The request: Print all the data, keeping every line exactly as it is.
######
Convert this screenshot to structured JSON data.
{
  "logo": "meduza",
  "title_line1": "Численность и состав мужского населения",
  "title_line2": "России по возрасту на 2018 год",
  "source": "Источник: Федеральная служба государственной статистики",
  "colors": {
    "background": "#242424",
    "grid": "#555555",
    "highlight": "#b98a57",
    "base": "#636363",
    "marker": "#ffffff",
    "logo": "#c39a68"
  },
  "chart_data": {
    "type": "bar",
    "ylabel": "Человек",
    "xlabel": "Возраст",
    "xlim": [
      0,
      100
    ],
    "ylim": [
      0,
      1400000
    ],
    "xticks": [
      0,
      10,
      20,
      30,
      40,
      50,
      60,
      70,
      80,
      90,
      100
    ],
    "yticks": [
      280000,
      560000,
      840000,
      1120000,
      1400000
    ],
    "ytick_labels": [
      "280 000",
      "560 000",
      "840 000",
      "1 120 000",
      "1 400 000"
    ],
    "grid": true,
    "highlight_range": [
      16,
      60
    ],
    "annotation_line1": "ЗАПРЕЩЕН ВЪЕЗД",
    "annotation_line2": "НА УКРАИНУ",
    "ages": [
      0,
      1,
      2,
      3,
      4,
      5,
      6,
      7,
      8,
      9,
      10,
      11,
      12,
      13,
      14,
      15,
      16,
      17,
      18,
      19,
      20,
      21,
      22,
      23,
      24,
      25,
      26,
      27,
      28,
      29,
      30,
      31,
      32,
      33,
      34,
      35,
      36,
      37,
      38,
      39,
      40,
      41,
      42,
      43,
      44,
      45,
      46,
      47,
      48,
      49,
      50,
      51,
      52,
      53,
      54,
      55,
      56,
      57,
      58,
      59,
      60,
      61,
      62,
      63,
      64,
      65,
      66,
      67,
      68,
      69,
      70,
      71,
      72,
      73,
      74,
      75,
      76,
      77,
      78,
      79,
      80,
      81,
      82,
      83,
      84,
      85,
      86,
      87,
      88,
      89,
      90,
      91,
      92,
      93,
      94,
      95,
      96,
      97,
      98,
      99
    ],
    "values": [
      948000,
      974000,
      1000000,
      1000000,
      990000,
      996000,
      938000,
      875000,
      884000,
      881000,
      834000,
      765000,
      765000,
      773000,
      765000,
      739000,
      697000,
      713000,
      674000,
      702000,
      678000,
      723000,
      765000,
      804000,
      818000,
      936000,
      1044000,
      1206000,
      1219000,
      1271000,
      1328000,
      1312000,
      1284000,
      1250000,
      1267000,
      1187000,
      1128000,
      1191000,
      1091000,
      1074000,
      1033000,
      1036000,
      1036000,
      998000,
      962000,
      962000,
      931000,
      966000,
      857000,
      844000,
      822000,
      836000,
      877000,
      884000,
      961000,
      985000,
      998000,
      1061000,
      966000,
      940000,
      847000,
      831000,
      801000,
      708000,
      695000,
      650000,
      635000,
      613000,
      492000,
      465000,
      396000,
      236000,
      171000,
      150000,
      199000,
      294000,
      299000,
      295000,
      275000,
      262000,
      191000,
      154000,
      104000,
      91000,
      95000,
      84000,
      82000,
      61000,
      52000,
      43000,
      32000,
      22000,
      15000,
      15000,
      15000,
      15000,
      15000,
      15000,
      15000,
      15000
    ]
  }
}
######
The solution:
Convert this screenshot to structured JSON data.
{
  "logo": "meduza",
  "title_line1": "Численность и состав мужского населения",
  "title_line2": "России по возрасту на 2018 год",
  "source": "Источник: Федеральная служба государственной статистики",
  "colors": {
    "background": "#242424",
    "grid": "#555555",
    "highlight": "#b98a57",
    "base": "#636363",
    "marker": "#ffffff",
    "logo": "#c39a68"
  },
  "chart_data": {
    "type": "bar",
    "ylabel": "Человек",
    "xlabel": "Возраст",
    "xlim": [
      0,
      100
    ],
    "ylim": [
      0,
      1400000
    ],
    "xticks": [
      0,
      10,
      20,
      30,
      40,
      50,
      60,
      70,
      80,
      90,
      100
    ],
    "yticks": [
      280000,
      560000,
      840000,
      1120000,
      1400000
    ],
    "ytick_labels": [
      "280 000",
      "560 000",
      "840 000",
      "1 120 000",
      "1 400 000"
    ],
    "grid": true,
    "highlight_range": [
      16,
      60
    ],
    "annotation_line1": "ЗАПРЕЩЕН ВЪЕЗД",
    "annotation_line2": "НА УКРАИНУ",
    "ages": [
      0,
      1,
      2,
      3,
      4,
      5,
      6,
      7,
      8,
      9,
      10,
      11,
      12,
      13,
      14,
      15,
      16,
      17,
      18,
      19,
      20,
      21,
      22,
      23,
      24,
      25,
      26,
      27,
      28,
      29,
      30,
      31,
      32,
      33,
      34,
      35,
      36,
      37,
      38,
      39,
      40,
      41,
      42,
      43,
      44,
      45,
      46,
      47,
      48,
      49,
      50,
      51,
      52,
      53,
      54,
      55,
      56,
      57,
      58,
      59,
      60,
      61,
      62,
      63,
      64,
      65,
      66,
      67,
      68,
      69,
      70,
      71,
      72,
      73,
      74,
      75,
      76,
      77,
      78,
      79,
      80,
      81,
      82,
      83,
      84,
      85,
      86,
      87,
      88,
      89,
      90,
      91,
      92,
      93,
      94,
      95,
      96,
      97,
      98,
      99
    ],
    "values": [
      948000,
      974000,
      1000000,
      1000000,
      990000,
      996000,
      938000,
      875000,
      884000,
      881000,
      834000,
      765000,
      765000,
      773000,
      765000,
      739000,
      697000,
      713000,
      674000,
      702000,
      678000,
      723000,
      765000,
      804000,
      818000,
      936000,
      1044000,
      1206000,
      1219000,
      1271000,
      1328000,
      1312000,
      1284000,
      1250000,
      1267000,
      1187000,
      1128000,
      1191000,
      1091000,
      1074000,
      1033000,
      1036000,
      1036000,
      998000,
      962000,
      962000,
      931000,
      966000,
      857000,
      844000,
      822000,
      836000,
      877000,
      884000,
      961000,
      985000,
      998000,
      1061000,
      966000,
      940000,
      847000,
      831000,
      801000,
      708000,
      695000,
      650000,
      635000,
      613000,
      492000,
      465000,
      396000,
      236000,
      171000,
      150000,
      199000,
      294000,
      299000,
      295000,
      275000,
      262000,
      191000,
      154000,
      104000,
      91000,
      95000,
      84000,
      82000,
      61000,
      52000,
      43000,
      32000,
      22000,
      15000,
      15000,
      15000,
      15000,
      15000,
      15000,
      15000,
      15000
    ]
  }
}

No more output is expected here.